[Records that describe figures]
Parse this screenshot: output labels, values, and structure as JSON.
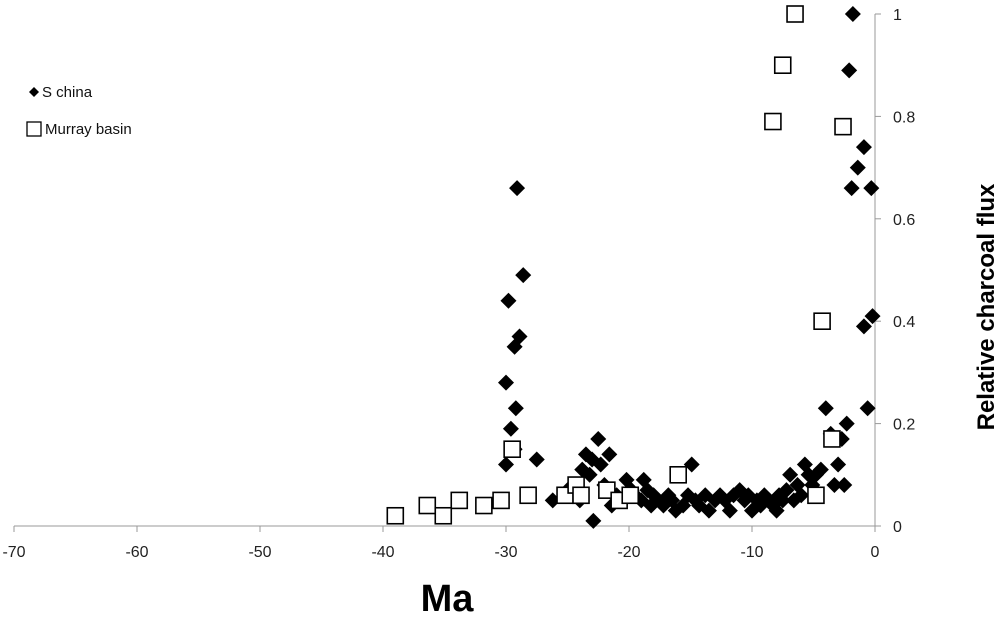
{
  "chart_data": {
    "type": "scatter",
    "title": "",
    "xlabel": "Ma",
    "ylabel": "Relative charcoal flux",
    "xlim": [
      -70,
      0
    ],
    "ylim": [
      0,
      1
    ],
    "x_ticks": [
      -70,
      -60,
      -50,
      -40,
      -30,
      -20,
      -10,
      0
    ],
    "y_ticks": [
      0,
      0.2,
      0.4,
      0.6,
      0.8,
      1
    ],
    "x_tick_labels": [
      "-70",
      "-60",
      "-50",
      "-40",
      "-30",
      "-20",
      "-10",
      "0"
    ],
    "y_tick_labels": [
      "0",
      "0.2",
      "0.4",
      "0.6",
      "0.8",
      "1"
    ],
    "grid": false,
    "legend_position": "top-left",
    "series": [
      {
        "name": "S china",
        "marker": "filled-diamond",
        "color": "#000000",
        "points": [
          [
            -29.1,
            0.66
          ],
          [
            -28.6,
            0.49
          ],
          [
            -29.8,
            0.44
          ],
          [
            -28.9,
            0.37
          ],
          [
            -29.3,
            0.35
          ],
          [
            -30.0,
            0.28
          ],
          [
            -29.2,
            0.23
          ],
          [
            -29.6,
            0.19
          ],
          [
            -29.3,
            0.15
          ],
          [
            -30.0,
            0.12
          ],
          [
            -27.5,
            0.13
          ],
          [
            -26.2,
            0.05
          ],
          [
            -25.0,
            0.07
          ],
          [
            -24.5,
            0.08
          ],
          [
            -24.0,
            0.05
          ],
          [
            -23.8,
            0.11
          ],
          [
            -23.5,
            0.14
          ],
          [
            -23.2,
            0.1
          ],
          [
            -23.0,
            0.13
          ],
          [
            -22.9,
            0.01
          ],
          [
            -22.5,
            0.17
          ],
          [
            -22.3,
            0.12
          ],
          [
            -22.0,
            0.08
          ],
          [
            -21.6,
            0.14
          ],
          [
            -21.4,
            0.04
          ],
          [
            -21.0,
            0.06
          ],
          [
            -20.5,
            0.05
          ],
          [
            -20.2,
            0.09
          ],
          [
            -19.8,
            0.07
          ],
          [
            -19.5,
            0.06
          ],
          [
            -19.0,
            0.05
          ],
          [
            -18.8,
            0.09
          ],
          [
            -18.5,
            0.07
          ],
          [
            -18.2,
            0.04
          ],
          [
            -18.0,
            0.06
          ],
          [
            -17.6,
            0.05
          ],
          [
            -17.2,
            0.04
          ],
          [
            -16.8,
            0.06
          ],
          [
            -16.5,
            0.05
          ],
          [
            -16.2,
            0.03
          ],
          [
            -16.0,
            0.1
          ],
          [
            -15.6,
            0.04
          ],
          [
            -15.2,
            0.06
          ],
          [
            -14.9,
            0.12
          ],
          [
            -14.6,
            0.05
          ],
          [
            -14.3,
            0.04
          ],
          [
            -13.8,
            0.06
          ],
          [
            -13.5,
            0.03
          ],
          [
            -13.0,
            0.05
          ],
          [
            -12.6,
            0.06
          ],
          [
            -12.2,
            0.05
          ],
          [
            -11.8,
            0.03
          ],
          [
            -11.5,
            0.06
          ],
          [
            -11.0,
            0.07
          ],
          [
            -10.6,
            0.05
          ],
          [
            -10.3,
            0.06
          ],
          [
            -10.0,
            0.03
          ],
          [
            -9.6,
            0.05
          ],
          [
            -9.3,
            0.04
          ],
          [
            -9.0,
            0.06
          ],
          [
            -8.6,
            0.05
          ],
          [
            -8.3,
            0.04
          ],
          [
            -8.0,
            0.03
          ],
          [
            -7.8,
            0.06
          ],
          [
            -7.5,
            0.05
          ],
          [
            -7.2,
            0.07
          ],
          [
            -6.9,
            0.1
          ],
          [
            -6.6,
            0.05
          ],
          [
            -6.3,
            0.08
          ],
          [
            -6.0,
            0.06
          ],
          [
            -5.7,
            0.12
          ],
          [
            -5.4,
            0.1
          ],
          [
            -5.1,
            0.08
          ],
          [
            -4.8,
            0.1
          ],
          [
            -4.4,
            0.11
          ],
          [
            -4.0,
            0.23
          ],
          [
            -3.6,
            0.18
          ],
          [
            -3.3,
            0.08
          ],
          [
            -3.0,
            0.12
          ],
          [
            -2.7,
            0.17
          ],
          [
            -2.5,
            0.08
          ],
          [
            -2.3,
            0.2
          ],
          [
            -2.1,
            0.89
          ],
          [
            -1.8,
            1.0
          ],
          [
            -1.9,
            0.66
          ],
          [
            -1.4,
            0.7
          ],
          [
            -0.9,
            0.74
          ],
          [
            -0.9,
            0.39
          ],
          [
            -0.6,
            0.23
          ],
          [
            -0.3,
            0.66
          ],
          [
            -0.2,
            0.41
          ]
        ]
      },
      {
        "name": "Murray basin",
        "marker": "open-square",
        "color": "#000000",
        "points": [
          [
            -39.0,
            0.02
          ],
          [
            -36.4,
            0.04
          ],
          [
            -35.1,
            0.02
          ],
          [
            -33.8,
            0.05
          ],
          [
            -31.8,
            0.04
          ],
          [
            -30.4,
            0.05
          ],
          [
            -29.5,
            0.15
          ],
          [
            -28.2,
            0.06
          ],
          [
            -25.2,
            0.06
          ],
          [
            -24.3,
            0.08
          ],
          [
            -23.9,
            0.06
          ],
          [
            -21.8,
            0.07
          ],
          [
            -20.8,
            0.05
          ],
          [
            -19.9,
            0.06
          ],
          [
            -16.0,
            0.1
          ],
          [
            -8.3,
            0.79
          ],
          [
            -7.5,
            0.9
          ],
          [
            -6.5,
            1.0
          ],
          [
            -4.8,
            0.06
          ],
          [
            -4.3,
            0.4
          ],
          [
            -3.5,
            0.17
          ],
          [
            -2.6,
            0.78
          ]
        ]
      }
    ]
  }
}
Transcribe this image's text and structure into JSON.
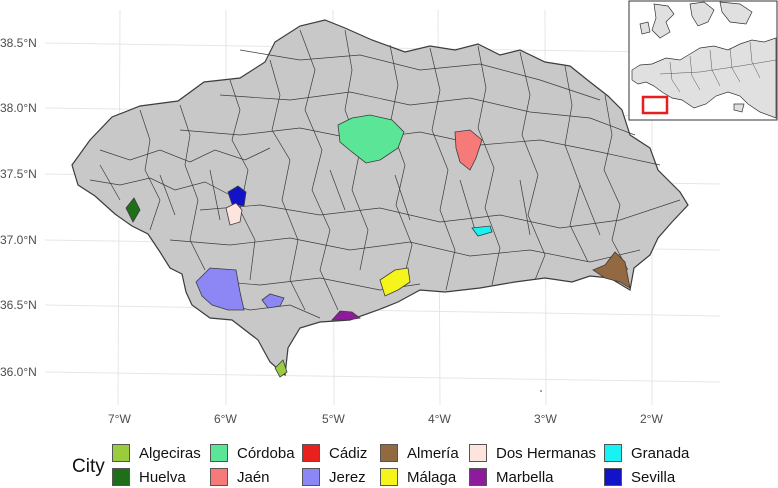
{
  "map": {
    "lat_labels": [
      "38.5°N",
      "38.0°N",
      "37.5°N",
      "37.0°N",
      "36.5°N",
      "36.0°N"
    ],
    "lon_labels": [
      "7°W",
      "6°W",
      "5°W",
      "4°W",
      "3°W",
      "2°W"
    ],
    "region_fill": "#c8c8c8",
    "border_color": "#3c3c3c"
  },
  "legend": {
    "title": "City",
    "items": [
      {
        "label": "Algeciras",
        "color": "#9acd3e"
      },
      {
        "label": "Córdoba",
        "color": "#5be597"
      },
      {
        "label": "Cádiz",
        "color": "#e8201e"
      },
      {
        "label": "Almería",
        "color": "#936942"
      },
      {
        "label": "Dos Hermanas",
        "color": "#fde4dc"
      },
      {
        "label": "Granada",
        "color": "#17f2f2"
      },
      {
        "label": "Huelva",
        "color": "#1f6e1a"
      },
      {
        "label": "Jaén",
        "color": "#f57a78"
      },
      {
        "label": "Jerez",
        "color": "#8c87f5"
      },
      {
        "label": "Málaga",
        "color": "#f5f51c"
      },
      {
        "label": "Marbella",
        "color": "#8e1b9b"
      },
      {
        "label": "Sevilla",
        "color": "#1212c8"
      }
    ]
  },
  "inset": {
    "frame_color": "#e81e1e"
  }
}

SHORT PROBLEM -
Copy the data character for character, but drop all pictures from the copy.

SOLUTION TO THE PROBLEM -
Parse this screenshot: output labels, values, and structure as JSON.
{
  "chart_data": {
    "type": "scatter",
    "title": "",
    "xlabel": "Ma",
    "ylabel": "Relative charcoal flux",
    "xlim": [
      -70,
      0
    ],
    "ylim": [
      0,
      1
    ],
    "x_ticks": [
      -70,
      -60,
      -50,
      -40,
      -30,
      -20,
      -10,
      0
    ],
    "y_ticks": [
      0,
      0.2,
      0.4,
      0.6,
      0.8,
      1
    ],
    "x_tick_labels": [
      "-70",
      "-60",
      "-50",
      "-40",
      "-30",
      "-20",
      "-10",
      "0"
    ],
    "y_tick_labels": [
      "0",
      "0.2",
      "0.4",
      "0.6",
      "0.8",
      "1"
    ],
    "grid": false,
    "legend_position": "top-left",
    "series": [
      {
        "name": "S china",
        "marker": "filled-diamond",
        "color": "#000000",
        "points": [
          [
            -29.1,
            0.66
          ],
          [
            -28.6,
            0.49
          ],
          [
            -29.8,
            0.44
          ],
          [
            -28.9,
            0.37
          ],
          [
            -29.3,
            0.35
          ],
          [
            -30.0,
            0.28
          ],
          [
            -29.2,
            0.23
          ],
          [
            -29.6,
            0.19
          ],
          [
            -29.3,
            0.15
          ],
          [
            -30.0,
            0.12
          ],
          [
            -27.5,
            0.13
          ],
          [
            -26.2,
            0.05
          ],
          [
            -25.0,
            0.07
          ],
          [
            -24.5,
            0.08
          ],
          [
            -24.0,
            0.05
          ],
          [
            -23.8,
            0.11
          ],
          [
            -23.5,
            0.14
          ],
          [
            -23.2,
            0.1
          ],
          [
            -23.0,
            0.13
          ],
          [
            -22.9,
            0.01
          ],
          [
            -22.5,
            0.17
          ],
          [
            -22.3,
            0.12
          ],
          [
            -22.0,
            0.08
          ],
          [
            -21.6,
            0.14
          ],
          [
            -21.4,
            0.04
          ],
          [
            -21.0,
            0.06
          ],
          [
            -20.5,
            0.05
          ],
          [
            -20.2,
            0.09
          ],
          [
            -19.8,
            0.07
          ],
          [
            -19.5,
            0.06
          ],
          [
            -19.0,
            0.05
          ],
          [
            -18.8,
            0.09
          ],
          [
            -18.5,
            0.07
          ],
          [
            -18.2,
            0.04
          ],
          [
            -18.0,
            0.06
          ],
          [
            -17.6,
            0.05
          ],
          [
            -17.2,
            0.04
          ],
          [
            -16.8,
            0.06
          ],
          [
            -16.5,
            0.05
          ],
          [
            -16.2,
            0.03
          ],
          [
            -16.0,
            0.1
          ],
          [
            -15.6,
            0.04
          ],
          [
            -15.2,
            0.06
          ],
          [
            -14.9,
            0.12
          ],
          [
            -14.6,
            0.05
          ],
          [
            -14.3,
            0.04
          ],
          [
            -13.8,
            0.06
          ],
          [
            -13.5,
            0.03
          ],
          [
            -13.0,
            0.05
          ],
          [
            -12.6,
            0.06
          ],
          [
            -12.2,
            0.05
          ],
          [
            -11.8,
            0.03
          ],
          [
            -11.5,
            0.06
          ],
          [
            -11.0,
            0.07
          ],
          [
            -10.6,
            0.05
          ],
          [
            -10.3,
            0.06
          ],
          [
            -10.0,
            0.03
          ],
          [
            -9.6,
            0.05
          ],
          [
            -9.3,
            0.04
          ],
          [
            -9.0,
            0.06
          ],
          [
            -8.6,
            0.05
          ],
          [
            -8.3,
            0.04
          ],
          [
            -8.0,
            0.03
          ],
          [
            -7.8,
            0.06
          ],
          [
            -7.5,
            0.05
          ],
          [
            -7.2,
            0.07
          ],
          [
            -6.9,
            0.1
          ],
          [
            -6.6,
            0.05
          ],
          [
            -6.3,
            0.08
          ],
          [
            -6.0,
            0.06
          ],
          [
            -5.7,
            0.12
          ],
          [
            -5.4,
            0.1
          ],
          [
            -5.1,
            0.08
          ],
          [
            -4.8,
            0.1
          ],
          [
            -4.4,
            0.11
          ],
          [
            -4.0,
            0.23
          ],
          [
            -3.6,
            0.18
          ],
          [
            -3.3,
            0.08
          ],
          [
            -3.0,
            0.12
          ],
          [
            -2.7,
            0.17
          ],
          [
            -2.5,
            0.08
          ],
          [
            -2.3,
            0.2
          ],
          [
            -2.1,
            0.89
          ],
          [
            -1.8,
            1.0
          ],
          [
            -1.9,
            0.66
          ],
          [
            -1.4,
            0.7
          ],
          [
            -0.9,
            0.74
          ],
          [
            -0.9,
            0.39
          ],
          [
            -0.6,
            0.23
          ],
          [
            -0.3,
            0.66
          ],
          [
            -0.2,
            0.41
          ]
        ]
      },
      {
        "name": "Murray basin",
        "marker": "open-square",
        "color": "#000000",
        "points": [
          [
            -39.0,
            0.02
          ],
          [
            -36.4,
            0.04
          ],
          [
            -35.1,
            0.02
          ],
          [
            -33.8,
            0.05
          ],
          [
            -31.8,
            0.04
          ],
          [
            -30.4,
            0.05
          ],
          [
            -29.5,
            0.15
          ],
          [
            -28.2,
            0.06
          ],
          [
            -25.2,
            0.06
          ],
          [
            -24.3,
            0.08
          ],
          [
            -23.9,
            0.06
          ],
          [
            -21.8,
            0.07
          ],
          [
            -20.8,
            0.05
          ],
          [
            -19.9,
            0.06
          ],
          [
            -16.0,
            0.1
          ],
          [
            -8.3,
            0.79
          ],
          [
            -7.5,
            0.9
          ],
          [
            -6.5,
            1.0
          ],
          [
            -4.8,
            0.06
          ],
          [
            -4.3,
            0.4
          ],
          [
            -3.5,
            0.17
          ],
          [
            -2.6,
            0.78
          ]
        ]
      }
    ]
  }
}
Transcribe this image's text and structure into JSON.
{
  "map": {
    "lat_labels": [
      "38.5°N",
      "38.0°N",
      "37.5°N",
      "37.0°N",
      "36.5°N",
      "36.0°N"
    ],
    "lon_labels": [
      "7°W",
      "6°W",
      "5°W",
      "4°W",
      "3°W",
      "2°W"
    ],
    "region_fill": "#c8c8c8",
    "border_color": "#3c3c3c"
  },
  "legend": {
    "title": "City",
    "items": [
      {
        "label": "Algeciras",
        "color": "#9acd3e"
      },
      {
        "label": "Córdoba",
        "color": "#5be597"
      },
      {
        "label": "Cádiz",
        "color": "#e8201e"
      },
      {
        "label": "Almería",
        "color": "#936942"
      },
      {
        "label": "Dos Hermanas",
        "color": "#fde4dc"
      },
      {
        "label": "Granada",
        "color": "#17f2f2"
      },
      {
        "label": "Huelva",
        "color": "#1f6e1a"
      },
      {
        "label": "Jaén",
        "color": "#f57a78"
      },
      {
        "label": "Jerez",
        "color": "#8c87f5"
      },
      {
        "label": "Málaga",
        "color": "#f5f51c"
      },
      {
        "label": "Marbella",
        "color": "#8e1b9b"
      },
      {
        "label": "Sevilla",
        "color": "#1212c8"
      }
    ]
  },
  "inset": {
    "frame_color": "#e81e1e"
  }
}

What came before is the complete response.